▶ **Task to carry out**: Extract the lines that hold the string "ylabel".

:::

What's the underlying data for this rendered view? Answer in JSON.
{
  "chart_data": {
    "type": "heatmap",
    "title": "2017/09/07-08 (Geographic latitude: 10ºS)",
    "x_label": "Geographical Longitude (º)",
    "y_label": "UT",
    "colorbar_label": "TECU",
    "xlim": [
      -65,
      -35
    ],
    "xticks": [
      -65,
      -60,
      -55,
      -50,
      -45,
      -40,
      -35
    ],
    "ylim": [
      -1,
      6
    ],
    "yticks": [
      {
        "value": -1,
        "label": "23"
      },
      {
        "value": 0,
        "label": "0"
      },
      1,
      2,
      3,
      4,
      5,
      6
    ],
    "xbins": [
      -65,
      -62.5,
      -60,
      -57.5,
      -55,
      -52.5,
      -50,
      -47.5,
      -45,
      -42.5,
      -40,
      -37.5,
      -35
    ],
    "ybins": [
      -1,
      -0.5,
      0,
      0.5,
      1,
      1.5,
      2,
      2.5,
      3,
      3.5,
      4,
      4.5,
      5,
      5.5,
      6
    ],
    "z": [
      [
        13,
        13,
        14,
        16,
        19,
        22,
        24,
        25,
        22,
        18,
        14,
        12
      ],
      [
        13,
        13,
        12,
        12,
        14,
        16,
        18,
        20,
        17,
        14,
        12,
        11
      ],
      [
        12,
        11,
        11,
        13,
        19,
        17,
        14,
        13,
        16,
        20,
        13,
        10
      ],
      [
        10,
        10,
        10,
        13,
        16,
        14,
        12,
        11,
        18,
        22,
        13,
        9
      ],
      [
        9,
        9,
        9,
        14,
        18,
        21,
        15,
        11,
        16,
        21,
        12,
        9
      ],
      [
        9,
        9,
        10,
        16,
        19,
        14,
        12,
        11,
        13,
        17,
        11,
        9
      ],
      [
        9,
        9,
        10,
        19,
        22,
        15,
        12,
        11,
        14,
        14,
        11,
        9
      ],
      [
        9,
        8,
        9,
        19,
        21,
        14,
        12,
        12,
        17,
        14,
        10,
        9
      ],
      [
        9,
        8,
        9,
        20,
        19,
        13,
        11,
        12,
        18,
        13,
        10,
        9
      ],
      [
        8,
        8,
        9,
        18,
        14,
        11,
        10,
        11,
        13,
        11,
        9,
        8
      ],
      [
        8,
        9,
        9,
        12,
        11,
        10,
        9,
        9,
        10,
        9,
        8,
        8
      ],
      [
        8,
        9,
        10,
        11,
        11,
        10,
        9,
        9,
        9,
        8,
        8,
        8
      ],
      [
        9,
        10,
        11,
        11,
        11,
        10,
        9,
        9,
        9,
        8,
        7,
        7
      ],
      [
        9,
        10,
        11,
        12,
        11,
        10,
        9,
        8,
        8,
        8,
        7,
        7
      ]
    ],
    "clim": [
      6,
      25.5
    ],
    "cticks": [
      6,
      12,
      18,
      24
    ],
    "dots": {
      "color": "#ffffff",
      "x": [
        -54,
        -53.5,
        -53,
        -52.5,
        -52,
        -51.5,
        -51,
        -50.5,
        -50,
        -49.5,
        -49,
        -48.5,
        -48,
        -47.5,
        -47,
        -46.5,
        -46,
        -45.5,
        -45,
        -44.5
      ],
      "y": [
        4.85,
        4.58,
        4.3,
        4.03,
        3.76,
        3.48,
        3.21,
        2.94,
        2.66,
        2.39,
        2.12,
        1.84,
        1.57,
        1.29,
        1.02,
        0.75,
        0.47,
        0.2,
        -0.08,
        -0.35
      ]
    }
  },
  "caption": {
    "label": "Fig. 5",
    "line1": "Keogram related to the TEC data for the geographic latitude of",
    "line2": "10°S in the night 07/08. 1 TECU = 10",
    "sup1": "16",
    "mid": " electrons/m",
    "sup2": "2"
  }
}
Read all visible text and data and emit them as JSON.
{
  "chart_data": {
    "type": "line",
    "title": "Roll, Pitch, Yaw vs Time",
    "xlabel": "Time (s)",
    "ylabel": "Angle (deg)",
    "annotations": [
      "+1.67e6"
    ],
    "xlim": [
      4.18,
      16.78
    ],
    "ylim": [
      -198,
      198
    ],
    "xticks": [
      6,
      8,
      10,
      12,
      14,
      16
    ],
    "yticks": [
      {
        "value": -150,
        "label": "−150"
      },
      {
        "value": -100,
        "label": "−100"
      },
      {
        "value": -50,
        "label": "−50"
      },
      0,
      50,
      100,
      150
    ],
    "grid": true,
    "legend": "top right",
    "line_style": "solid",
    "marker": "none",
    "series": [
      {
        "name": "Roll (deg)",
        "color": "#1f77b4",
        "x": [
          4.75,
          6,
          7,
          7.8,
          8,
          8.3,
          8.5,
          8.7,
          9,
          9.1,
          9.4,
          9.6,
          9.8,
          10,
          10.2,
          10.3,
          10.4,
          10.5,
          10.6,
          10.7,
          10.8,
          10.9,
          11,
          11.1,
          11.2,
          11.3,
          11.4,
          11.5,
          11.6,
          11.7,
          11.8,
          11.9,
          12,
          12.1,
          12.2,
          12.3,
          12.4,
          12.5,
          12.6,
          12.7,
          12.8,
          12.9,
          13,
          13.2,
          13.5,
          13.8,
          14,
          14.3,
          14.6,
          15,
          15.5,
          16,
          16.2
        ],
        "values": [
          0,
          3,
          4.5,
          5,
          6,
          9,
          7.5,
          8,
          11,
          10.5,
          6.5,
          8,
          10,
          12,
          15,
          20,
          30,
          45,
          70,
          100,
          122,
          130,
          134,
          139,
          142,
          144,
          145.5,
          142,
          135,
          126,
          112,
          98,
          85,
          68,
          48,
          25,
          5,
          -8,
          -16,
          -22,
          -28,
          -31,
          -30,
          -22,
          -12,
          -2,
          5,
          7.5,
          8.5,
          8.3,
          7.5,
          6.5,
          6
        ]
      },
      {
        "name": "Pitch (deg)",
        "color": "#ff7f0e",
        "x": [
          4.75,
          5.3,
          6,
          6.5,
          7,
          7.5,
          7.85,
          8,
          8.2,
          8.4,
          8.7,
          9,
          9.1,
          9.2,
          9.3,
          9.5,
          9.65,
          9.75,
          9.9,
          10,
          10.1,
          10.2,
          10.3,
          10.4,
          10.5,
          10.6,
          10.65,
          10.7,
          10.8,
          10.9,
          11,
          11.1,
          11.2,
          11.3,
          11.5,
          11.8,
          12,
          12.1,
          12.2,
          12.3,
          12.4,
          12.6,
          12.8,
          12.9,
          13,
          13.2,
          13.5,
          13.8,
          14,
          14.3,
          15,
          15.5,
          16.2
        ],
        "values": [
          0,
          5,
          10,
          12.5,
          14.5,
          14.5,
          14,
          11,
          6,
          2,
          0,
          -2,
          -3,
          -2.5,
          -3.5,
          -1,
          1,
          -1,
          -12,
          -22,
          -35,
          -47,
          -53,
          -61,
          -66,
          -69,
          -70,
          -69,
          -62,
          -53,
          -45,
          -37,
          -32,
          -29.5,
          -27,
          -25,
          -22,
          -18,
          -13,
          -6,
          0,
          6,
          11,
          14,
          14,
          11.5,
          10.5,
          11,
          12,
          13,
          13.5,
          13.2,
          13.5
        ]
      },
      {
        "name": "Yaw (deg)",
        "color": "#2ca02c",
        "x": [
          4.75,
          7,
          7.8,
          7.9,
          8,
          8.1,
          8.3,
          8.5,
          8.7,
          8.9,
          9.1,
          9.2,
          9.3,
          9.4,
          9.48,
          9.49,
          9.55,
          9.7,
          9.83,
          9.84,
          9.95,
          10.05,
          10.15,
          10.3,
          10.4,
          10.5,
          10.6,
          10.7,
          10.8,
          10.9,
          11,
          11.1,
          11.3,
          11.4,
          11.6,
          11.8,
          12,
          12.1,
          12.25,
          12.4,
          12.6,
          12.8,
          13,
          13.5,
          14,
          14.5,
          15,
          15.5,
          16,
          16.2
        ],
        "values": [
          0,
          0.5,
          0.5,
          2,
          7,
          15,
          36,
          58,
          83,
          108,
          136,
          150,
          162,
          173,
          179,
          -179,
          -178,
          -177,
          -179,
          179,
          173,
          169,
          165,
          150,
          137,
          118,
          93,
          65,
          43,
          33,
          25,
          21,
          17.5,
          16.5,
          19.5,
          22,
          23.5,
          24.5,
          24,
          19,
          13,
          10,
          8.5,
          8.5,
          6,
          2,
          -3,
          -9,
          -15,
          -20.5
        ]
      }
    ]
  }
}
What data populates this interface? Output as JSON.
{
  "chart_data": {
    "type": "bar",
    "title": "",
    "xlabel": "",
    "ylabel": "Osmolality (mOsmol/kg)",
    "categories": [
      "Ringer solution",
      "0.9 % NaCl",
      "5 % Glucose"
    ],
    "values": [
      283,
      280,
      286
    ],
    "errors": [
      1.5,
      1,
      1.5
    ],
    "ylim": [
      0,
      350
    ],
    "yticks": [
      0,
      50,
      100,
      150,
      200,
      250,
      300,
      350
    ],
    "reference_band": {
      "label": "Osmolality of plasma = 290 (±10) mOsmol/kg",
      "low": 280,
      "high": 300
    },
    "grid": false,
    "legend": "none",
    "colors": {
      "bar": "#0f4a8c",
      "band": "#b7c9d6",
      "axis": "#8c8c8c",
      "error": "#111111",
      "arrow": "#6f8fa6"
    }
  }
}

:::

▶ **Exercise output**:
    "ylabel": "Angle (deg)",
    "ylabel": "Osmolality (mOsmol/kg)",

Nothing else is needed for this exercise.